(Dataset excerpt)
# # # #

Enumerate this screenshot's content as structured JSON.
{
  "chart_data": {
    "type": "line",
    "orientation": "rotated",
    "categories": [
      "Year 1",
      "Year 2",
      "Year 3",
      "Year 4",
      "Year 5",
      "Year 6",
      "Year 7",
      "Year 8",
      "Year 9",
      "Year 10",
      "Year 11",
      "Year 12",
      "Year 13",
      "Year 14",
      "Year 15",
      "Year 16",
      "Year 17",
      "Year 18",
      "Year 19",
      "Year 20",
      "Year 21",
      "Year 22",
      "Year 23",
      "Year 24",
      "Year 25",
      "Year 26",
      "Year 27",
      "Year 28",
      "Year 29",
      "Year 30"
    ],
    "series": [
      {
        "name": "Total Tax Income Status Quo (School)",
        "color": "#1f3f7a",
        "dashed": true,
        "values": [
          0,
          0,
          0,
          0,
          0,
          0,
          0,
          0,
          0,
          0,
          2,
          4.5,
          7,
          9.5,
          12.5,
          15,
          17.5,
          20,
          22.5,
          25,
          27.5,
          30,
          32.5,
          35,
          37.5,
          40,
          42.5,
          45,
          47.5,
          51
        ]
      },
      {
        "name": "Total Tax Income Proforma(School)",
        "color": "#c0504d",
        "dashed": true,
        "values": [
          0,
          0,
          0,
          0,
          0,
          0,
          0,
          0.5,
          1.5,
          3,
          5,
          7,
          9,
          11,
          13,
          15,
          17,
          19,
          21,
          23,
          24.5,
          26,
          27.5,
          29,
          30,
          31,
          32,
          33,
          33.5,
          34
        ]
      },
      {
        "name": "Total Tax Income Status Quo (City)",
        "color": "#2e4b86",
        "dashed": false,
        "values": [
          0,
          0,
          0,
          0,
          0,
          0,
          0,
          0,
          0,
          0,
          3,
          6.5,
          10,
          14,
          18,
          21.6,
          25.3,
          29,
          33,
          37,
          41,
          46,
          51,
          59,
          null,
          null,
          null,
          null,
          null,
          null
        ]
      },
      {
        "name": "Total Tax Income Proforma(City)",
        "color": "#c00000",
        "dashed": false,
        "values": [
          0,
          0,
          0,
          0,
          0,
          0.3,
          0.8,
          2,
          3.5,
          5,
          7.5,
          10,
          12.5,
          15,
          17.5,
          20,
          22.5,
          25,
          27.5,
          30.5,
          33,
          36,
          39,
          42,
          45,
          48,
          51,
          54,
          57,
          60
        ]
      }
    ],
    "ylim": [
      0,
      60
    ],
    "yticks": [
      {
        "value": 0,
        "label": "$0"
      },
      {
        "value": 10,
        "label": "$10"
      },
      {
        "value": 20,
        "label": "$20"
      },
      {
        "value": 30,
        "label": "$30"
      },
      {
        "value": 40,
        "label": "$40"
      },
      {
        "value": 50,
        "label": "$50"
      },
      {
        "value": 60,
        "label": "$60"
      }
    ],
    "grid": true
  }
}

# # # #

▸ **Directions for this task**
Report every line containing the word "Proforma" from the listing above.

▸ **Exercise response**
        "name": "Total Tax Income Proforma(School)",
        "name": "Total Tax Income Proforma(City)",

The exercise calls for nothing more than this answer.